In recent years I have become interested in the history of mathematics. What is interesting is that a lot of what I learned about the history of maths, usually through asides from my lecturers, is actually wrong. And often what I hear on the radio and TV makes me cringe as it is usually innaccurate.

One area I am developing expertise in is ancient Greek mathematics. (The name is misleading – most of the important maths happened outside of what we think of Greece although it was certainly influenced by Hellenistic culture.) Following my interest my favourite mathematical theorem is Archimedes Quadrature of the Parabola. Also, there are many great stories – see for example the Antikythera Mechanism. Another interesting story to emerge in recent years is that of a copy of work by Archimedes discovered written in a medieval prayer book. In the 12th century books were rare, precious and difficult to make so people would disassemble old books, scrape off the ink and write something new on the cleaned paper. This fate befell a text book on the work of Archimedes which was turned into a prayer book.

Fortunately, some of the mathematical writing was still visible and the scholar Heiberg found it in a religious establishment, publishing a translation of some of it in around 1906. The book then mysteriously disappeared, resurfacing in the 90s in an auction where it was sold for $2 million. The project to find more secrets in the book was detailed in Archimedes Codex by Reviel Netz and William Noel. (Be warned the book is told in the first person by two people so can be a bit confusing!). The following video of the first author tells the story and discusses the work of Archimedes:

Very interesting (though some of the lecturer’s mannerisms were a bit distracting and some of the sound a little distorted), particularly the way the Greeks apparently used diagrams, and the way diagrams seemed to be essential to their way of reasoning. For instance, the way in which it is shown diagrammatically that a straight line can only be tangent to a spiral at one point. A sort of visual proof by contradiction, I guess. I was fascinated also by the ratio of that pyramidal cylindrical section to the enclosing block and I wish it had been explained just a little more. As I recall, reference was made to getting this ratio from the ratios of two infinitely thin shapes (2 sections of a triangle) which are then stacked together. It reminded me a little of what I’ve done with my calculus mini-project – you’ll perhaps see what I mean when you’re able to look through it. I also had no idea whatsoever that Archimedes or anyone else at that time interested themselves in combinatorics. I wonder if they ever got on to Pascal’s triangle? That, I admit, seems far-fetched.

[Entries drawn from a collection]
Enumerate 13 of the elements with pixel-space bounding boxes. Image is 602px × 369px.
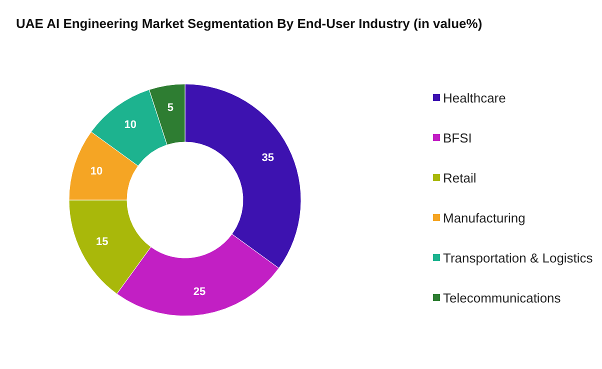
legend-label: Healthcare <box>443 90 506 106</box>
legend-label: Telecommunications <box>443 290 562 306</box>
chart-title: UAE AI Engineering Market Segmentation By End-User Industry (in value%) <box>16 16 482 31</box>
data-label: 35 <box>262 152 274 164</box>
data-label: 10 <box>124 118 136 131</box>
legend-label: Transportation & Logistics <box>443 250 594 266</box>
data-label: 25 <box>193 286 206 298</box>
data-label: 15 <box>96 236 108 248</box>
legend-label: BFSI <box>443 130 472 146</box>
legend-label: Retail <box>443 170 476 186</box>
data-label: 5 <box>167 102 174 114</box>
data-label: 10 <box>90 165 103 178</box>
legend-label: Manufacturing <box>443 210 526 226</box>
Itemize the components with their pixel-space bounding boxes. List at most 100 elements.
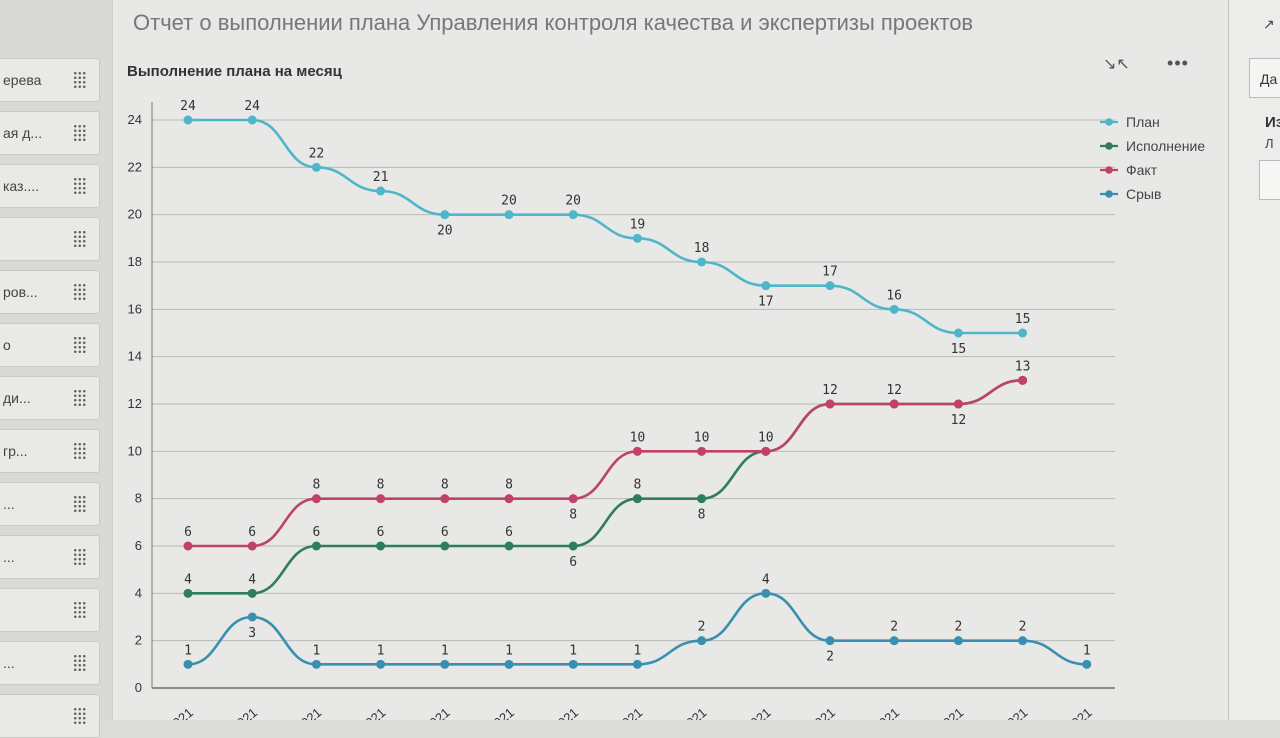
data-point[interactable]	[697, 257, 707, 267]
data-point[interactable]	[440, 494, 450, 504]
drag-grip-icon[interactable]	[73, 71, 87, 89]
data-point[interactable]	[697, 494, 707, 504]
sidebar-item[interactable]: каз....	[0, 164, 100, 208]
data-point[interactable]	[183, 115, 193, 125]
drag-grip-icon[interactable]	[73, 601, 87, 619]
data-point[interactable]	[1018, 636, 1028, 646]
data-label: 12	[886, 383, 902, 398]
data-point[interactable]	[761, 446, 771, 456]
x-tick-label: .2021	[418, 705, 453, 720]
drag-grip-icon[interactable]	[73, 283, 87, 301]
data-point[interactable]	[311, 659, 321, 669]
data-label: 3	[248, 626, 256, 641]
data-point[interactable]	[504, 210, 514, 220]
y-tick-label: 22	[128, 159, 142, 174]
legend-marker	[1105, 190, 1113, 198]
y-tick-label: 2	[135, 633, 142, 648]
data-point[interactable]	[889, 399, 899, 409]
data-point[interactable]	[889, 304, 899, 314]
data-point[interactable]	[632, 233, 642, 243]
data-point[interactable]	[440, 541, 450, 551]
data-point[interactable]	[825, 636, 835, 646]
report-title: Отчет о выполнении плана Управления конт…	[133, 10, 974, 35]
line-chart-icon[interactable]: ↗	[1263, 16, 1275, 32]
panel-field[interactable]	[1259, 160, 1280, 200]
data-point[interactable]	[568, 659, 578, 669]
sidebar-item[interactable]: ди...	[0, 376, 100, 420]
data-point[interactable]	[632, 446, 642, 456]
data-label: 6	[312, 525, 320, 540]
data-point[interactable]	[247, 612, 257, 622]
drag-grip-icon[interactable]	[73, 442, 87, 460]
more-dots-icon[interactable]: •••	[1167, 53, 1189, 73]
data-label: 2	[826, 650, 834, 665]
data-label: 6	[377, 525, 385, 540]
drag-grip-icon[interactable]	[73, 389, 87, 407]
data-point[interactable]	[825, 281, 835, 291]
legend-entry[interactable]: Исполнение	[1126, 138, 1205, 154]
data-point[interactable]	[825, 399, 835, 409]
legend-entry[interactable]: План	[1126, 114, 1160, 130]
sidebar-item[interactable]: ерева	[0, 58, 100, 102]
data-point[interactable]	[247, 115, 257, 125]
sidebar-item[interactable]: ...	[0, 482, 100, 526]
data-point[interactable]	[183, 659, 193, 669]
sidebar-item[interactable]: ...	[0, 535, 100, 579]
drag-grip-icon[interactable]	[73, 124, 87, 142]
data-point[interactable]	[376, 541, 386, 551]
drag-grip-icon[interactable]	[73, 495, 87, 513]
data-point[interactable]	[311, 162, 321, 172]
drag-grip-icon[interactable]	[73, 336, 87, 354]
data-point[interactable]	[504, 494, 514, 504]
data-label: 6	[441, 525, 449, 540]
collapse-arrows-icon[interactable]: ↘↖	[1103, 56, 1130, 73]
sidebar-item[interactable]: ...	[0, 641, 100, 685]
data-point[interactable]	[953, 636, 963, 646]
data-point[interactable]	[311, 494, 321, 504]
sidebar-item[interactable]: ров...	[0, 270, 100, 314]
data-point[interactable]	[376, 494, 386, 504]
data-point[interactable]	[376, 659, 386, 669]
data-point[interactable]	[183, 541, 193, 551]
legend-entry[interactable]: Срыв	[1126, 186, 1161, 202]
sidebar-item-label: ди...	[3, 390, 31, 406]
data-point[interactable]	[632, 659, 642, 669]
data-point[interactable]	[1082, 659, 1092, 669]
sidebar-item[interactable]: ая д...	[0, 111, 100, 155]
data-point[interactable]	[1018, 328, 1028, 338]
data-point[interactable]	[953, 328, 963, 338]
data-point[interactable]	[440, 210, 450, 220]
sidebar-item[interactable]: гр...	[0, 429, 100, 473]
data-point[interactable]	[568, 494, 578, 504]
drag-grip-icon[interactable]	[73, 230, 87, 248]
data-point[interactable]	[440, 659, 450, 669]
data-point[interactable]	[376, 186, 386, 196]
data-point[interactable]	[697, 446, 707, 456]
data-point[interactable]	[311, 541, 321, 551]
data-point[interactable]	[183, 588, 193, 598]
drag-grip-icon[interactable]	[73, 177, 87, 195]
data-point[interactable]	[697, 636, 707, 646]
sidebar-item[interactable]: о	[0, 323, 100, 367]
data-point[interactable]	[247, 541, 257, 551]
sidebar-item-label: ая д...	[3, 125, 43, 141]
data-point[interactable]	[568, 541, 578, 551]
data-label: 8	[312, 478, 320, 493]
data-point[interactable]	[632, 494, 642, 504]
data-point[interactable]	[761, 281, 771, 291]
data-point[interactable]	[568, 210, 578, 220]
data-point[interactable]	[504, 659, 514, 669]
sidebar-item[interactable]	[0, 217, 100, 261]
drag-grip-icon[interactable]	[73, 548, 87, 566]
data-point[interactable]	[761, 588, 771, 598]
data-point[interactable]	[889, 636, 899, 646]
tab-data[interactable]: Да	[1249, 58, 1280, 98]
data-point[interactable]	[1018, 375, 1028, 385]
data-point[interactable]	[504, 541, 514, 551]
drag-grip-icon[interactable]	[73, 654, 87, 672]
data-point[interactable]	[247, 588, 257, 598]
sidebar-item[interactable]	[0, 588, 100, 632]
legend-entry[interactable]: Факт	[1126, 162, 1158, 178]
data-label: 2	[954, 620, 962, 635]
data-point[interactable]	[953, 399, 963, 409]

Your objective> Write the next part of the text on Archimedes and Greek mathematics, picking up after its final sentence. The records bear no relation to the text on Archimedes and Greek mathematics.

Exercise result>
Best of luck anyway with ancient Greek mathematics – all I got of that was the lower slopes of Euclid at a small private day-school in Hampstead, north London. Perhaps you might investigate why there was no subsequent scientific or industrial revolution as happened nearly 2,000 years later in Europe – and also where the mathematics came from (you say above, ‘most of the important maths happened outside of what we think of as Greece…’. Did it come from Babylon – or even the Far East? Did the Minoans produce anything before being snuffed out by the consequences of the Santorini eruption in 1470 BCE? I’ll look forward to anything you publish, though maybe that won’t happen for quite a while.

If you are interested in the discussion of why there was no scientific or industrial revolutions, then you might like to read The Forgotten Revolution: How Science Was Born in 300 BC and Why It Had to Be Reborn by Lucio Russo. It’s a bit pricey and a bit academic in places but does discuss some interesting ideas on the topic.

The reason I say the important work was done outside Greece is because a lot happened in places such as Alexandria, Egypt. For example, Euclid worked there and so did Eratosthenes. Less well known Egyptians were Pappus and Diophantus. A number of other important mathematicians came from places now in Turkey, eg Thales and and Apollonius. And the most important mathematician of the era, Archimedes, was from Sicily. Of course, these people were working in the Hellenistic empire and Alexandria flourished under Ptolemy who deliberately imitated Greek civilization but the fact remains that these mathematicians were not swanning around the centre of Athens.

Many thanks for the tip re Lucio Russo – yes, it is a bit pricey I have to admit, may give it to myself as a Christmas present! Meanwhile I hope all’s well with the Leeds Mathematics Dept & that the academic year’s off to a good start. I see now what you mean by ‘not Greek’ – yes of course, mainly Alexandria and Sicily. I certainly remember Euclid being Alexandrian. I got a lot of this from a book called ‘Mathematics and Western Culture’ by Morris Kline – a bit dated now but when I was at university in the early 70s was quite a revelation about the place of mathematics in broader culture.

I still wonder about the Minoans, though – I’ve been a fan of volcanoes since childhood and in about 1971 or 72 my parents pointed me in the direction of a book called ‘The End of Atlantis’ about excavations on Crete which at that time had just uncovered what seemed to be a highly sophisticated civilisation brought down by a Krakatau-scale or bigger eruption on Thera Santorini. A Google search on ‘Minoans mathematics’ throws up some stuff but it looks a bit sensationalist & not scholarly so I don’t know.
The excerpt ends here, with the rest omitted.